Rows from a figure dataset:
====

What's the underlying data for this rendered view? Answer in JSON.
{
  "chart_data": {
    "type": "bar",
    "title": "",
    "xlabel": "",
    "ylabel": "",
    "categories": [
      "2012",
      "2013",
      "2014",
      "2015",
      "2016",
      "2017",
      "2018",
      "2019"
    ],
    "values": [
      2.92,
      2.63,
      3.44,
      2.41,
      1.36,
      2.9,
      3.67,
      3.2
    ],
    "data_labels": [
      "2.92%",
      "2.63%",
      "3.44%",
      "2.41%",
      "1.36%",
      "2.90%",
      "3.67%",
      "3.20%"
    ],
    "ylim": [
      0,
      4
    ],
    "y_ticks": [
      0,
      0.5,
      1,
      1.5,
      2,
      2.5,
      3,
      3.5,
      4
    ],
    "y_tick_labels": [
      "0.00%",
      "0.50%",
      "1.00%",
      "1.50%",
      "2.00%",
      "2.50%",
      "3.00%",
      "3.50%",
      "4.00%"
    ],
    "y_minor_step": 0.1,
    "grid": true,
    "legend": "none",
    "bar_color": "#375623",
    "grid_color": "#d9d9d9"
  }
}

====

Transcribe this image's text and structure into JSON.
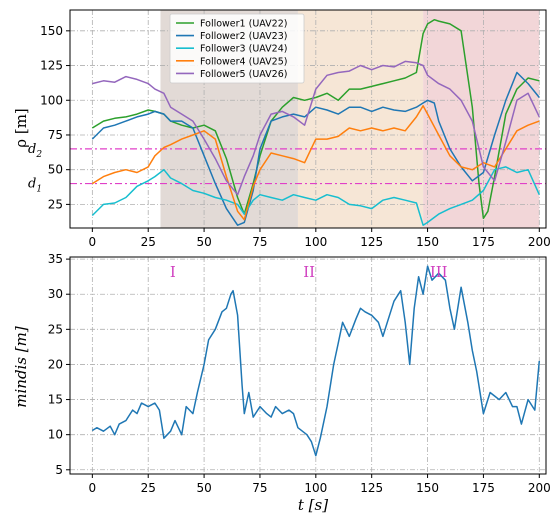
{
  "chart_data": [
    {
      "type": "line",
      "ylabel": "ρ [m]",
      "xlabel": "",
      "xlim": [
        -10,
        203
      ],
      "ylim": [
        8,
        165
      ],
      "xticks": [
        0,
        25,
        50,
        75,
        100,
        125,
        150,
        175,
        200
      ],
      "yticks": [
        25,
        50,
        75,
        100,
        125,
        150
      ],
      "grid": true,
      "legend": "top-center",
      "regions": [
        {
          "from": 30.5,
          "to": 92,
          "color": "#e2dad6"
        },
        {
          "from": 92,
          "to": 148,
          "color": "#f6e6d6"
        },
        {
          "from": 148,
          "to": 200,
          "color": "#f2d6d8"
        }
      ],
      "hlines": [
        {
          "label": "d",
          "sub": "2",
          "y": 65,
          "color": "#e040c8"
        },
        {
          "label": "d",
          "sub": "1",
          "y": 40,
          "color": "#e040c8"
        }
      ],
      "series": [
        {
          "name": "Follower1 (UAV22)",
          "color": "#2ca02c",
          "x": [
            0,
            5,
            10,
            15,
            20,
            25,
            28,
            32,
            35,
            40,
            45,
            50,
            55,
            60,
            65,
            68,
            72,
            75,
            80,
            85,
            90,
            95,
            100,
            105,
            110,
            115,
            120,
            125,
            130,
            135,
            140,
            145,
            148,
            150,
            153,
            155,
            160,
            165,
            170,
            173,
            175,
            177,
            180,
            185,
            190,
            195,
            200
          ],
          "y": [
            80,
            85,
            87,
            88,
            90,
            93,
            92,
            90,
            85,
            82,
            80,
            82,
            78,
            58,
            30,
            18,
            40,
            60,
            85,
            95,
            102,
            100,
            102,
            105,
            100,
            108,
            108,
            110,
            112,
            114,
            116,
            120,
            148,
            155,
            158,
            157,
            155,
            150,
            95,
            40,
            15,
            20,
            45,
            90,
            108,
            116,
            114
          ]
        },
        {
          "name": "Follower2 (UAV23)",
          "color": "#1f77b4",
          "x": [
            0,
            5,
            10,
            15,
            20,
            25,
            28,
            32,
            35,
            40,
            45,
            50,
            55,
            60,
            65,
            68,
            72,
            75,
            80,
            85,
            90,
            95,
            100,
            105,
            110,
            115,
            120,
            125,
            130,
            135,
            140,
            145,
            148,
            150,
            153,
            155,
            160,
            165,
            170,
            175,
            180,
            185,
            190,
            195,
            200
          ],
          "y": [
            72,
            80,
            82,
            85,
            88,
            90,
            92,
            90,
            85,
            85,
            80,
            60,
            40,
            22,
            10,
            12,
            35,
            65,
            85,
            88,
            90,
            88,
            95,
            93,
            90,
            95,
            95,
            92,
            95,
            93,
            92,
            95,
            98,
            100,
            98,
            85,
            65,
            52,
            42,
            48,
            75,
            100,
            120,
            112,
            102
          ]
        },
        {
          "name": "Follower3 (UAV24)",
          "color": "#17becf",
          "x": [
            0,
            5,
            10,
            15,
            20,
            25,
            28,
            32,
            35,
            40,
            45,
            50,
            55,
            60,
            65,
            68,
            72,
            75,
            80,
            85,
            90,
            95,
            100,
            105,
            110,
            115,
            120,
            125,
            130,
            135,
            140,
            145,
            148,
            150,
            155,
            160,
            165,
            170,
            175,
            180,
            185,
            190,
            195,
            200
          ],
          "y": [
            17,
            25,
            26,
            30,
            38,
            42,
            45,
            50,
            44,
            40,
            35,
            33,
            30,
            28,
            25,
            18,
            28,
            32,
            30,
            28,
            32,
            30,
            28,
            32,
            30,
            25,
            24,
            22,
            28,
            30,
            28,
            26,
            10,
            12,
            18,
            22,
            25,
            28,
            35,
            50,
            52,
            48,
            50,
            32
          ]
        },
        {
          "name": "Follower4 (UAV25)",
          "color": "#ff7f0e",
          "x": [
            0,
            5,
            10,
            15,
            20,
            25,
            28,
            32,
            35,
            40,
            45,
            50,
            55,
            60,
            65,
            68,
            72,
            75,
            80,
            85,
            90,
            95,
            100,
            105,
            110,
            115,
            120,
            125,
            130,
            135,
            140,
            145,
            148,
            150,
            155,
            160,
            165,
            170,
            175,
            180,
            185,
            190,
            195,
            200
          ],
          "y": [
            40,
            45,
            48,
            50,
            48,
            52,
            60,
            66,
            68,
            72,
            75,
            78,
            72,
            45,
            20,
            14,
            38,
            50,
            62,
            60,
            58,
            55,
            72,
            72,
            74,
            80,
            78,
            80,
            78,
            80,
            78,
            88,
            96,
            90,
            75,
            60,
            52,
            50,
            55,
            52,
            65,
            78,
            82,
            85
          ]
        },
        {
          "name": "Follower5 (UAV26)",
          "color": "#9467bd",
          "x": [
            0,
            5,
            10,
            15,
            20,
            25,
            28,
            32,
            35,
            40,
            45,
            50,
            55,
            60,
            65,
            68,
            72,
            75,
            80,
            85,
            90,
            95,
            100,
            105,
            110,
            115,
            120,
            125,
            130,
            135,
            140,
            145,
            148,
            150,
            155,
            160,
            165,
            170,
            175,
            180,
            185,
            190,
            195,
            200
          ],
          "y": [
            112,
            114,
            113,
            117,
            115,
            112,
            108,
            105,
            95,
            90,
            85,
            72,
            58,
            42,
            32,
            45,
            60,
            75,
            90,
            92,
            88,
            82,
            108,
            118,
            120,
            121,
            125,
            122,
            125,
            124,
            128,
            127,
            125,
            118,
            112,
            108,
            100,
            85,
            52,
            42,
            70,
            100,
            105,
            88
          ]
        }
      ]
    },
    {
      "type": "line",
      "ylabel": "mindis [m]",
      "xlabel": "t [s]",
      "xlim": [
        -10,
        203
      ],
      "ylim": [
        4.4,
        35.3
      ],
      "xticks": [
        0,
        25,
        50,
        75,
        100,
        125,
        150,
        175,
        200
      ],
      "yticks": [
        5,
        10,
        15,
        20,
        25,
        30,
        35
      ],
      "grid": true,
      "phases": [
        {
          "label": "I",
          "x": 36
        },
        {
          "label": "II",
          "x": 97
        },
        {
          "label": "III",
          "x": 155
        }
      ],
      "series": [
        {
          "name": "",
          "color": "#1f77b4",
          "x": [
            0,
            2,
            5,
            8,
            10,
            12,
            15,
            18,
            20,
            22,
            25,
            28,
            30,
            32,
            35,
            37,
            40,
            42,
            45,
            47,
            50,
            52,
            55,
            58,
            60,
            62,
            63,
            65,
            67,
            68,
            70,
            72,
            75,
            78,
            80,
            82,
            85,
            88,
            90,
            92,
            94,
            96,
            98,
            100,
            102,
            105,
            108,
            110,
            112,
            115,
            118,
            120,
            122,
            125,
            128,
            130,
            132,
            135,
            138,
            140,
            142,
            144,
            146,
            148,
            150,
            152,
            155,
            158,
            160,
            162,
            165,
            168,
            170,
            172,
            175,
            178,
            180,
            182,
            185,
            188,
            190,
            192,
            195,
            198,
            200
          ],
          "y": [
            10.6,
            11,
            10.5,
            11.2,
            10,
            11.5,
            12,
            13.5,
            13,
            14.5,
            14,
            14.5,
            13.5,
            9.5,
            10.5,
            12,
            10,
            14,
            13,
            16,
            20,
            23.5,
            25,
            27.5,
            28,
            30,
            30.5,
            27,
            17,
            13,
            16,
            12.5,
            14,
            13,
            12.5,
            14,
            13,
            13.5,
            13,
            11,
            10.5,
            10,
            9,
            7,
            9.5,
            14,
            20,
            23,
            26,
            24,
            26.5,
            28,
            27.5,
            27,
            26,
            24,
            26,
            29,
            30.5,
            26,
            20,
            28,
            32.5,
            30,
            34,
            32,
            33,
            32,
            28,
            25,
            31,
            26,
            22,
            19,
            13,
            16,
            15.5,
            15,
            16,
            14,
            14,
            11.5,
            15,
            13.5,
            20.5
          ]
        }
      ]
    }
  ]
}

====

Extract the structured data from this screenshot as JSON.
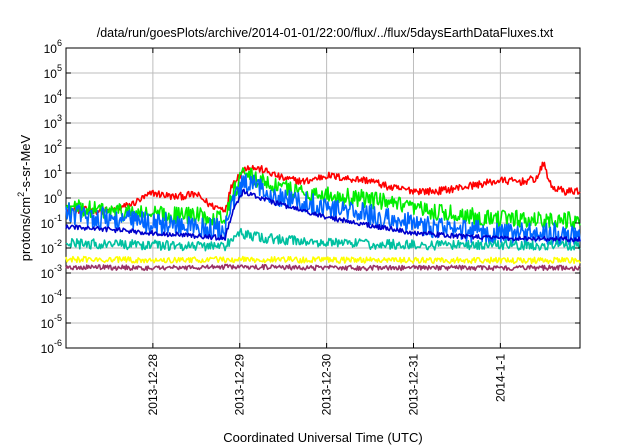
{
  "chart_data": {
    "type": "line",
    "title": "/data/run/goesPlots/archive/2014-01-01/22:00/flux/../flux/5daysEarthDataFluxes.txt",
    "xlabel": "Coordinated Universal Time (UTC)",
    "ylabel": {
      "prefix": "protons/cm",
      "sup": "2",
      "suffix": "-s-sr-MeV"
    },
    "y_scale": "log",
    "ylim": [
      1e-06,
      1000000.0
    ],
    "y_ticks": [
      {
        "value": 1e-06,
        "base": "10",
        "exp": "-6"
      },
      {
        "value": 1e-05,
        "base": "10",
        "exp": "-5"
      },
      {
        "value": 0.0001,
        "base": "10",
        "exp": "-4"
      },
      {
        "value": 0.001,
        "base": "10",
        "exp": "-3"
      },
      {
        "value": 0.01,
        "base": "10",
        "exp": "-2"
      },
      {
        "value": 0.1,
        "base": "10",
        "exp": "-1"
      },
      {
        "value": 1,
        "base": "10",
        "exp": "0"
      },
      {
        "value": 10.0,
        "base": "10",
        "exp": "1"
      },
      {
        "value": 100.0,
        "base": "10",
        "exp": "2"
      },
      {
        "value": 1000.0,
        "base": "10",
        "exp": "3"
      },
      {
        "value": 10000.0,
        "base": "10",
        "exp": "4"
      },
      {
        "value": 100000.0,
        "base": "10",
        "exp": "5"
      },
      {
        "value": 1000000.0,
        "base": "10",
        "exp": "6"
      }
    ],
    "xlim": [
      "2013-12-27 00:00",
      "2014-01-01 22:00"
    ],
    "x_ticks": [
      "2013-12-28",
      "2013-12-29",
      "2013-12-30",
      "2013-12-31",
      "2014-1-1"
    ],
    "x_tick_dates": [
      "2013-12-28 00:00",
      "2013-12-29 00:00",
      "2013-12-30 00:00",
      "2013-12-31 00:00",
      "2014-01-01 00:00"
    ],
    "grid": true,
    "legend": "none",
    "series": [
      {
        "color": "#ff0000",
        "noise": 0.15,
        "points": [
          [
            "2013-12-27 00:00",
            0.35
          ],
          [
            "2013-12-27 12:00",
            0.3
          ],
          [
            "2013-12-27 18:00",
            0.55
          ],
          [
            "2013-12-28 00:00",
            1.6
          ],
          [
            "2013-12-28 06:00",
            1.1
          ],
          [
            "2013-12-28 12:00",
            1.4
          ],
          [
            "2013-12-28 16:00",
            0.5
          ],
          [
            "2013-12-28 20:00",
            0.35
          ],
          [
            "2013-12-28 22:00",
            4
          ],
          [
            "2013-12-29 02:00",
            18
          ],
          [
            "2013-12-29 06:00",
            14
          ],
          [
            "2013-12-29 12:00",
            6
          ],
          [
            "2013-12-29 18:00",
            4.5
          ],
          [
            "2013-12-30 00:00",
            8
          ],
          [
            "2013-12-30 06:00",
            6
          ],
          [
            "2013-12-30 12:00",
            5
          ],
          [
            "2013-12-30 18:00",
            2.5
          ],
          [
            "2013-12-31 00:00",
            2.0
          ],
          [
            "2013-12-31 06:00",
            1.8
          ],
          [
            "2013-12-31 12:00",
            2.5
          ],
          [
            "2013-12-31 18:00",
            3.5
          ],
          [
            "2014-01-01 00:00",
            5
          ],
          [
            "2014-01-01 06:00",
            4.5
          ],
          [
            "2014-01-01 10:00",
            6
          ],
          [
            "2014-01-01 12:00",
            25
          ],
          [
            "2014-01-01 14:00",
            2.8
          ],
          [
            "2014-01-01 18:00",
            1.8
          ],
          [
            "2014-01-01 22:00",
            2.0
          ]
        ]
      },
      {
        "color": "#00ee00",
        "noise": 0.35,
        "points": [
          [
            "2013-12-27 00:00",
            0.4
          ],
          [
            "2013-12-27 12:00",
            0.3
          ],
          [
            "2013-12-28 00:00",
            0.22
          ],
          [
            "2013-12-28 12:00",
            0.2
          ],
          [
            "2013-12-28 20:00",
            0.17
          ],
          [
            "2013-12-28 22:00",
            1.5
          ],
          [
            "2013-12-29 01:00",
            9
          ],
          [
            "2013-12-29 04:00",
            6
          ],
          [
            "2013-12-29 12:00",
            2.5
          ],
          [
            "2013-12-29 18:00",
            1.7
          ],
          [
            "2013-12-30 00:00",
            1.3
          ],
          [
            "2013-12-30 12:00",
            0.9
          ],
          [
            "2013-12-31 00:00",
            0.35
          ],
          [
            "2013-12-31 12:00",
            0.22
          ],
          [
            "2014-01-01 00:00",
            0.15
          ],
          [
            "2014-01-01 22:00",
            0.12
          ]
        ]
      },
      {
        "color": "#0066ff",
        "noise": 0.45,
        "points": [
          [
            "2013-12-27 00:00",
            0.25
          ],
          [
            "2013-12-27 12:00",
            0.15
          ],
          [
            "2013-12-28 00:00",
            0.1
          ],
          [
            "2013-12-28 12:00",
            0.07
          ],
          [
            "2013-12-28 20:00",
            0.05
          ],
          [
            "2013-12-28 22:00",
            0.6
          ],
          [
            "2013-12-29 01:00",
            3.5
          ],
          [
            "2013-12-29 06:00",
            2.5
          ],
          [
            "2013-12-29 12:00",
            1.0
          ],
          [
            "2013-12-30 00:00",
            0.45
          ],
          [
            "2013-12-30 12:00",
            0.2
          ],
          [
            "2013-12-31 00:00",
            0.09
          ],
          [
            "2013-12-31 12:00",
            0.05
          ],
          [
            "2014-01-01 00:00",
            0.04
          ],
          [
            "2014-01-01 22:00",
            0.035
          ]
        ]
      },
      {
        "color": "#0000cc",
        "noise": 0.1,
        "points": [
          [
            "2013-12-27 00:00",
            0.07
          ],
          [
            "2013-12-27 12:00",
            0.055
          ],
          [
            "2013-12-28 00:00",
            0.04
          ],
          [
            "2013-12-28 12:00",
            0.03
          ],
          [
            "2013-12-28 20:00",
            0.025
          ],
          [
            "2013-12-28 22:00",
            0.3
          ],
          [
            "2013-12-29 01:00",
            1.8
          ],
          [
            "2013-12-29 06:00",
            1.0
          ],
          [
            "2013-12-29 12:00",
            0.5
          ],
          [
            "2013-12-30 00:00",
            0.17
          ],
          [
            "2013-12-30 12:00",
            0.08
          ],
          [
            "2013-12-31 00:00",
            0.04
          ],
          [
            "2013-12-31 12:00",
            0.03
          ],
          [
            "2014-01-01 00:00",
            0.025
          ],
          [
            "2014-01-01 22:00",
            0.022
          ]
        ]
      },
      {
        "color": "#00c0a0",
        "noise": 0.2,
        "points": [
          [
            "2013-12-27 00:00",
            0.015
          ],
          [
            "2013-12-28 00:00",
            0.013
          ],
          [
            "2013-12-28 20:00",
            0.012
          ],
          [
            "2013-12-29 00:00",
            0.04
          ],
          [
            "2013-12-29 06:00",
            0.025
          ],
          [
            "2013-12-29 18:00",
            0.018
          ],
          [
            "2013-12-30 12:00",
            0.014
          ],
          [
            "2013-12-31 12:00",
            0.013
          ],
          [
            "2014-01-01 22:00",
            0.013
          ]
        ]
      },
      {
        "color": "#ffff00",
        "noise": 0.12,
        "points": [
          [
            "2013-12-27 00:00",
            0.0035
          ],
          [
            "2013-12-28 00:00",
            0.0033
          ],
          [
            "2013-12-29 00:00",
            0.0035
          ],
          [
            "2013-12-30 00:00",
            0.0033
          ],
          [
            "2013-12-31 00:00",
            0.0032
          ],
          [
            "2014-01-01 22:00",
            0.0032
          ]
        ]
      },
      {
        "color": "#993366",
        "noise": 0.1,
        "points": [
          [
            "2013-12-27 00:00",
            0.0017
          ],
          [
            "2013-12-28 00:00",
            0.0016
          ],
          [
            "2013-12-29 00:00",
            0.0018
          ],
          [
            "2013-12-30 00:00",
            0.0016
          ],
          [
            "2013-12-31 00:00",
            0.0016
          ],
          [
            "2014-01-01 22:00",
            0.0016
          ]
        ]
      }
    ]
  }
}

====

Your answer should be one number: how many lines of the listing include the word "xlabel".

4